**What you are asked to do**:
From the data that follows, copy every line holding the string "page".

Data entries
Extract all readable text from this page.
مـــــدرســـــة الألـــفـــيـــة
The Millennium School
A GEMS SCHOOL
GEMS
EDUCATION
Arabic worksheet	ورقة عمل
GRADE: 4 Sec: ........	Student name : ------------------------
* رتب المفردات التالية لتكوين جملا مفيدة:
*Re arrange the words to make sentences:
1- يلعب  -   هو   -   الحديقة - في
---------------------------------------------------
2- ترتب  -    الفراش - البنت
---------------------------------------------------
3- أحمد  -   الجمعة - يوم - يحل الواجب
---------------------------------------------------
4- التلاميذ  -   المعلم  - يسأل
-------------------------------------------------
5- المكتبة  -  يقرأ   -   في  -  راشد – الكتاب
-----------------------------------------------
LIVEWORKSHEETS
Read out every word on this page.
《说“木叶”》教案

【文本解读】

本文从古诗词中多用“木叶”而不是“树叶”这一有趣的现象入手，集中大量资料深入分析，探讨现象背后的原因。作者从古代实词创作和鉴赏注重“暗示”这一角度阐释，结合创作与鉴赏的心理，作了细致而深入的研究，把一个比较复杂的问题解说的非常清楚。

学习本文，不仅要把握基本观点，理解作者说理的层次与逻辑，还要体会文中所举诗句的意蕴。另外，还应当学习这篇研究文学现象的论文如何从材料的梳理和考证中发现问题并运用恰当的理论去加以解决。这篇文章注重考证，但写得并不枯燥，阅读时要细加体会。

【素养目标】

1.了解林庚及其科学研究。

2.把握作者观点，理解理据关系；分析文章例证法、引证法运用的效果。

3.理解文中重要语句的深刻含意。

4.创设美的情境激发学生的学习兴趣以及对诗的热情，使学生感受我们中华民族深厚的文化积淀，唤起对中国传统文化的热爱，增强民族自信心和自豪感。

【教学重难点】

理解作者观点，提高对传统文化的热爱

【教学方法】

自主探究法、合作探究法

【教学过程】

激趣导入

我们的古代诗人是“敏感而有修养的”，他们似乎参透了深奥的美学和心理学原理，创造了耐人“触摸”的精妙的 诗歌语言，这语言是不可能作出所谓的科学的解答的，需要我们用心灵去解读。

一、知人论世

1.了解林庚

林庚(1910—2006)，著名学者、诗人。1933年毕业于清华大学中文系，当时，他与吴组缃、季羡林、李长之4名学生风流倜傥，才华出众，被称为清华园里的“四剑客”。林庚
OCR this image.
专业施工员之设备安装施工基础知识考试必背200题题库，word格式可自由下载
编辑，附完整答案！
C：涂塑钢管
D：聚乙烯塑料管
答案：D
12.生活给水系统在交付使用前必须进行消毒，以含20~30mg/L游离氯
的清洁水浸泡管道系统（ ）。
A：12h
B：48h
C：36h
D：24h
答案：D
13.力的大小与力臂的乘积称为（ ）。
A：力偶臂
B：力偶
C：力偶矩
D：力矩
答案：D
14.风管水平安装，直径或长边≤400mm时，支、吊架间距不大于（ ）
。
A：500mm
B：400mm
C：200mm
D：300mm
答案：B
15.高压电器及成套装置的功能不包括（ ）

**Result of this exercise**:
Extract all readable text from this page.
Read out every word on this page.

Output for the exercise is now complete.